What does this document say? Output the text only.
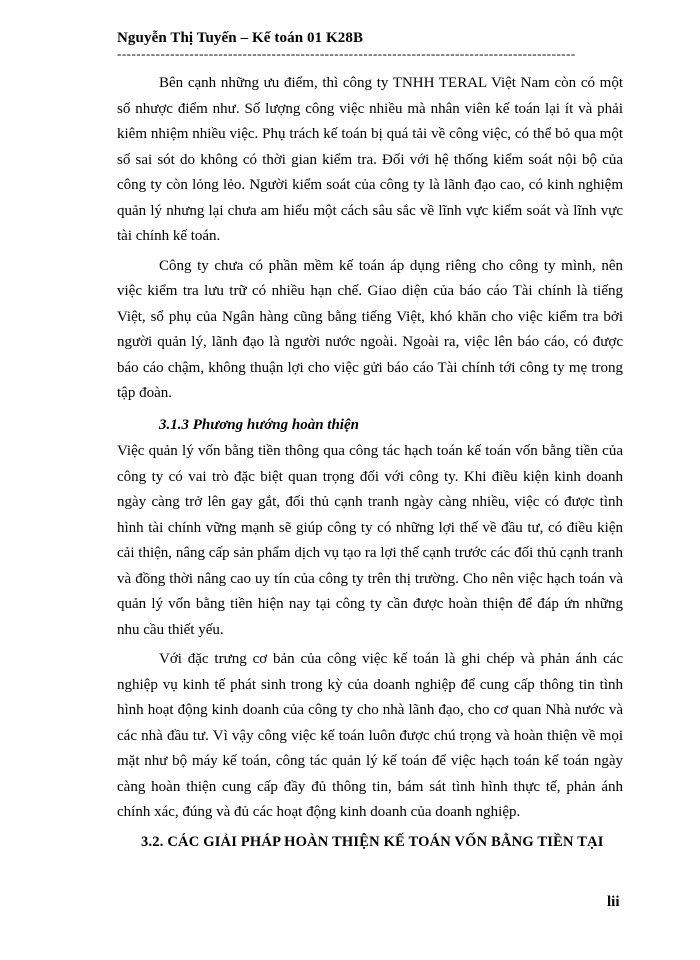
Nguyễn Thị Tuyến – Kế toán 01 K28B
-----------------------------------------------------------------------------------------------

Bên cạnh những ưu điểm, thì công ty TNHH TERAL Việt Nam còn có một số nhược điểm như. Số lượng công việc nhiều mà nhân viên kế toán lại ít và phải kiêm nhiệm nhiều việc. Phụ trách kế toán bị quá tải về công việc, có thể bỏ qua một số sai sót do không có thời gian kiểm tra. Đối với hệ thống kiểm soát nội bộ của công ty còn lỏng lẻo. Người kiểm soát của công ty là lãnh đạo cao, có kinh nghiệm quản lý nhưng lại chưa am hiểu một cách sâu sắc về lĩnh vực kiểm soát và lĩnh vực tài chính kế toán.

Công ty chưa có phần mềm kế toán áp dụng riêng cho công ty mình, nên việc kiểm tra lưu trữ có nhiều hạn chế. Giao diện của báo cáo Tài chính là tiếng Việt, sổ phụ của Ngân hàng cũng bằng tiếng Việt, khó khăn cho việc kiểm tra bởi người quản lý, lãnh đạo là người nước ngoài. Ngoài ra, việc lên báo cáo, có được báo cáo chậm, không thuận lợi cho việc gửi báo cáo Tài chính tới công ty mẹ trong tập đoàn.

3.1.3 Phương hướng hoàn thiện

Việc quản lý vốn bằng tiền thông qua công tác hạch toán kế toán vốn bằng tiền của công ty có vai trò đặc biệt quan trọng đối với công ty. Khi điều kiện kinh doanh ngày càng trở lên gay gắt, đối thủ cạnh tranh ngày càng nhiều, việc có được tình hình tài chính vững mạnh sẽ giúp công ty có những lợi thế về đầu tư, có điều kiện cải thiện, nâng cấp sản phẩm dịch vụ tạo ra lợi thế cạnh trước các đối thủ cạnh tranh và đồng thời nâng cao uy tín của công ty trên thị trường. Cho nên việc hạch toán và quản lý vốn bằng tiền hiện nay tại công ty cần được hoàn thiện để đáp ứn những nhu cầu thiết yếu.

Với đặc trưng cơ bản của công việc kế toán là ghi chép và phản ánh các nghiệp vụ kinh tế phát sinh trong kỳ của doanh nghiệp để cung cấp thông tin tình hình hoạt động kinh doanh của công ty cho nhà lãnh đạo, cho cơ quan Nhà nước và các nhà đầu tư. Vì vậy công việc kế toán luôn được chú trọng và hoàn thiện về mọi mặt như bộ máy kế toán, công tác quản lý kế toán để việc hạch toán kế toán ngày càng hoàn thiện cung cấp đầy đủ thông tin, bám sát tình hình thực tế, phản ánh chính xác, đúng và đủ các hoạt động kinh doanh của doanh nghiệp.

3.2. CÁC GIẢI PHÁP HOÀN THIỆN KẾ TOÁN VỐN BẰNG TIỀN TẠI
lii
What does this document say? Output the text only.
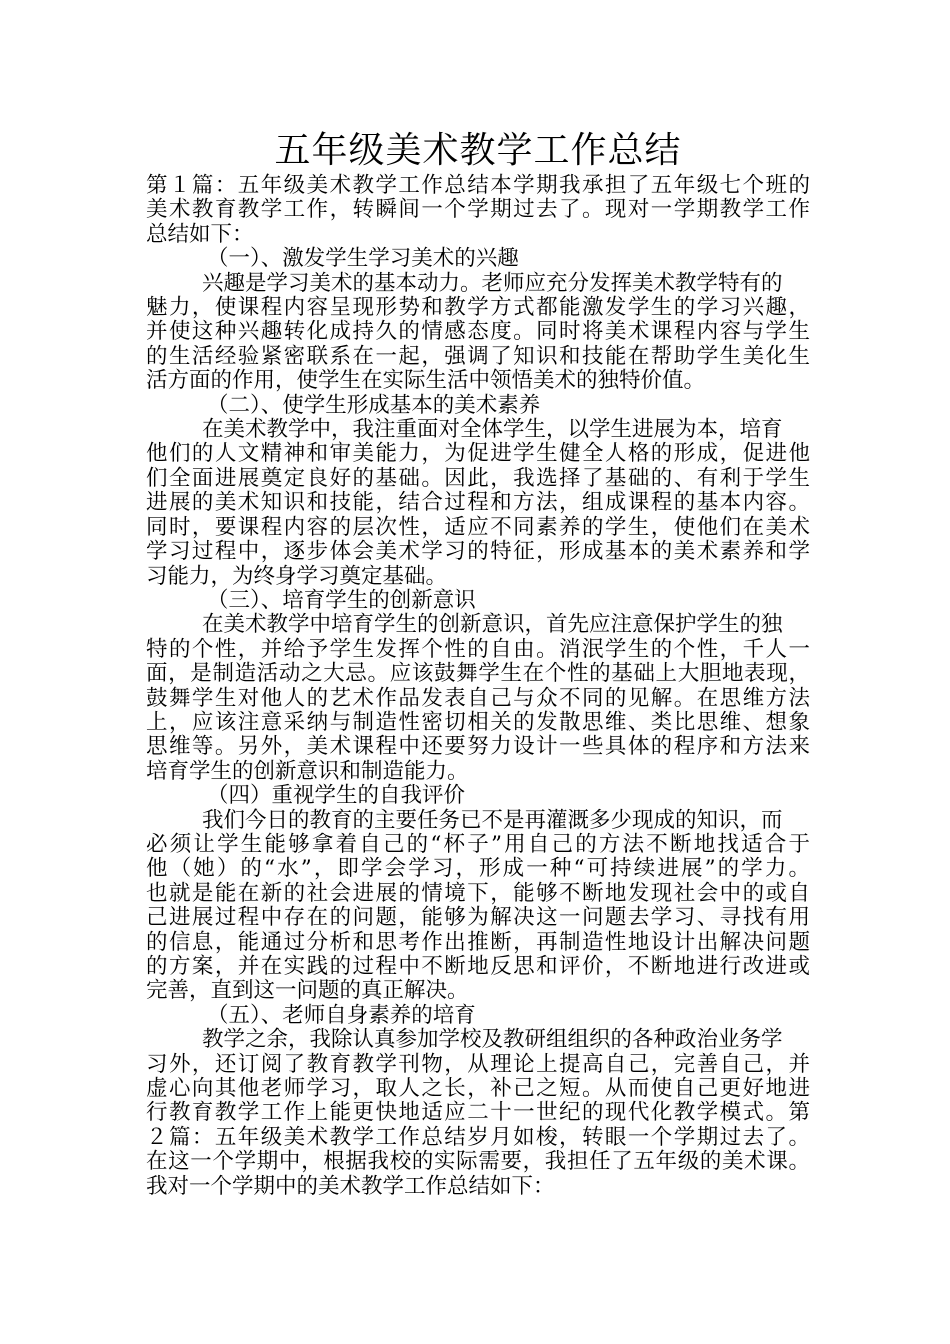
五年级美术教学工作总结

第１篇：五年级美术教学工作总结本学期我承担了五年级七个班的

美术教育教学工作，转瞬间一个学期过去了。现对一学期教学工作

总结如下：

（一）、激发学生学习美术的兴趣

兴趣是学习美术的基本动力。老师应充分发挥美术教学特有的

魅力，使课程内容呈现形势和教学方式都能激发学生的学习兴趣，

并使这种兴趣转化成持久的情感态度。同时将美术课程内容与学生

的生活经验紧密联系在一起，强调了知识和技能在帮助学生美化生

活方面的作用，使学生在实际生活中领悟美术的独特价值。

（二）、使学生形成基本的美术素养

在美术教学中，我注重面对全体学生，以学生进展为本，培育

他们的人文精神和审美能力，为促进学生健全人格的形成，促进他

们全面进展奠定良好的基础。因此，我选择了基础的、有利于学生

进展的美术知识和技能，结合过程和方法，组成课程的基本内容。

同时，要课程内容的层次性，适应不同素养的学生，使他们在美术

学习过程中，逐步体会美术学习的特征，形成基本的美术素养和学

习能力，为终身学习奠定基础。

（三）、培育学生的创新意识

在美术教学中培育学生的创新意识，首先应注意保护学生的独

特的个性，并给予学生发挥个性的自由。消泯学生的个性，千人一

面，是制造活动之大忌。应该鼓舞学生在个性的基础上大胆地表现，

鼓舞学生对他人的艺术作品发表自己与众不同的见解。在思维方法

上，应该注意采纳与制造性密切相关的发散思维、类比思维、想象

思维等。另外，美术课程中还要努力设计一些具体的程序和方法来

培育学生的创新意识和制造能力。

（四）重视学生的自我评价

我们今日的教育的主要任务已不是再灌溉多少现成的知识，而

必须让学生能够拿着自己的“杯子”用自己的方法不断地找适合于

他（她）的“水”，即学会学习，形成一种“可持续进展”的学力。

也就是能在新的社会进展的情境下，能够不断地发现社会中的或自

己进展过程中存在的问题，能够为解决这一问题去学习、寻找有用

的信息，能通过分析和思考作出推断，再制造性地设计出解决问题

的方案，并在实践的过程中不断地反思和评价，不断地进行改进或

完善，直到这一问题的真正解决。

（五）、老师自身素养的培育

教学之余，我除认真参加学校及教研组组织的各种政治业务学

习外，还订阅了教育教学刊物，从理论上提高自己，完善自己，并

虚心向其他老师学习，取人之长，补己之短。从而使自己更好地进

行教育教学工作上能更快地适应二十一世纪的现代化教学模式。第

２篇：五年级美术教学工作总结岁月如梭，转眼一个学期过去了。

在这一个学期中，根据我校的实际需要，我担任了五年级的美术课。

我对一个学期中的美术教学工作总结如下：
——————————
[What is being asked] Write out the records above exactly as they appear, leaving out any pictures.

[Expected answer]
What does this document say? Output the text only.
Nguyễn Thị Tuyến – Kế toán 01 K28B
-----------------------------------------------------------------------------------------------

Bên cạnh những ưu điểm, thì công ty TNHH TERAL Việt Nam còn có một số nhược điểm như. Số lượng công việc nhiều mà nhân viên kế toán lại ít và phải kiêm nhiệm nhiều việc. Phụ trách kế toán bị quá tải về công việc, có thể bỏ qua một số sai sót do không có thời gian kiểm tra. Đối với hệ thống kiểm soát nội bộ của công ty còn lỏng lẻo. Người kiểm soát của công ty là lãnh đạo cao, có kinh nghiệm quản lý nhưng lại chưa am hiểu một cách sâu sắc về lĩnh vực kiểm soát và lĩnh vực tài chính kế toán.

Công ty chưa có phần mềm kế toán áp dụng riêng cho công ty mình, nên việc kiểm tra lưu trữ có nhiều hạn chế. Giao diện của báo cáo Tài chính là tiếng Việt, sổ phụ của Ngân hàng cũng bằng tiếng Việt, khó khăn cho việc kiểm tra bởi người quản lý, lãnh đạo là người nước ngoài. Ngoài ra, việc lên báo cáo, có được báo cáo chậm, không thuận lợi cho việc gửi báo cáo Tài chính tới công ty mẹ trong tập đoàn.

3.1.3 Phương hướng hoàn thiện

Việc quản lý vốn bằng tiền thông qua công tác hạch toán kế toán vốn bằng tiền của công ty có vai trò đặc biệt quan trọng đối với công ty. Khi điều kiện kinh doanh ngày càng trở lên gay gắt, đối thủ cạnh tranh ngày càng nhiều, việc có được tình hình tài chính vững mạnh sẽ giúp công ty có những lợi thế về đầu tư, có điều kiện cải thiện, nâng cấp sản phẩm dịch vụ tạo ra lợi thế cạnh trước các đối thủ cạnh tranh và đồng thời nâng cao uy tín của công ty trên thị trường. Cho nên việc hạch toán và quản lý vốn bằng tiền hiện nay tại công ty cần được hoàn thiện để đáp ứn những nhu cầu thiết yếu.

Với đặc trưng cơ bản của công việc kế toán là ghi chép và phản ánh các nghiệp vụ kinh tế phát sinh trong kỳ của doanh nghiệp để cung cấp thông tin tình hình hoạt động kinh doanh của công ty cho nhà lãnh đạo, cho cơ quan Nhà nước và các nhà đầu tư. Vì vậy công việc kế toán luôn được chú trọng và hoàn thiện về mọi mặt như bộ máy kế toán, công tác quản lý kế toán để việc hạch toán kế toán ngày càng hoàn thiện cung cấp đầy đủ thông tin, bám sát tình hình thực tế, phản ánh chính xác, đúng và đủ các hoạt động kinh doanh của doanh nghiệp.

3.2. CÁC GIẢI PHÁP HOÀN THIỆN KẾ TOÁN VỐN BẰNG TIỀN TẠI
lii
What does this document say? Output the text only.
五年级美术教学工作总结

第１篇：五年级美术教学工作总结本学期我承担了五年级七个班的

美术教育教学工作，转瞬间一个学期过去了。现对一学期教学工作

总结如下：

（一）、激发学生学习美术的兴趣

兴趣是学习美术的基本动力。老师应充分发挥美术教学特有的

魅力，使课程内容呈现形势和教学方式都能激发学生的学习兴趣，

并使这种兴趣转化成持久的情感态度。同时将美术课程内容与学生

的生活经验紧密联系在一起，强调了知识和技能在帮助学生美化生

活方面的作用，使学生在实际生活中领悟美术的独特价值。

（二）、使学生形成基本的美术素养

在美术教学中，我注重面对全体学生，以学生进展为本，培育

他们的人文精神和审美能力，为促进学生健全人格的形成，促进他

们全面进展奠定良好的基础。因此，我选择了基础的、有利于学生

进展的美术知识和技能，结合过程和方法，组成课程的基本内容。

同时，要课程内容的层次性，适应不同素养的学生，使他们在美术

学习过程中，逐步体会美术学习的特征，形成基本的美术素养和学

习能力，为终身学习奠定基础。

（三）、培育学生的创新意识

在美术教学中培育学生的创新意识，首先应注意保护学生的独

特的个性，并给予学生发挥个性的自由。消泯学生的个性，千人一

面，是制造活动之大忌。应该鼓舞学生在个性的基础上大胆地表现，

鼓舞学生对他人的艺术作品发表自己与众不同的见解。在思维方法

上，应该注意采纳与制造性密切相关的发散思维、类比思维、想象

思维等。另外，美术课程中还要努力设计一些具体的程序和方法来

培育学生的创新意识和制造能力。

（四）重视学生的自我评价

我们今日的教育的主要任务已不是再灌溉多少现成的知识，而

必须让学生能够拿着自己的“杯子”用自己的方法不断地找适合于

他（她）的“水”，即学会学习，形成一种“可持续进展”的学力。

也就是能在新的社会进展的情境下，能够不断地发现社会中的或自

己进展过程中存在的问题，能够为解决这一问题去学习、寻找有用

的信息，能通过分析和思考作出推断，再制造性地设计出解决问题

的方案，并在实践的过程中不断地反思和评价，不断地进行改进或

完善，直到这一问题的真正解决。

（五）、老师自身素养的培育

教学之余，我除认真参加学校及教研组组织的各种政治业务学

习外，还订阅了教育教学刊物，从理论上提高自己，完善自己，并

虚心向其他老师学习，取人之长，补己之短。从而使自己更好地进

行教育教学工作上能更快地适应二十一世纪的现代化教学模式。第

２篇：五年级美术教学工作总结岁月如梭，转眼一个学期过去了。

在这一个学期中，根据我校的实际需要，我担任了五年级的美术课。

我对一个学期中的美术教学工作总结如下：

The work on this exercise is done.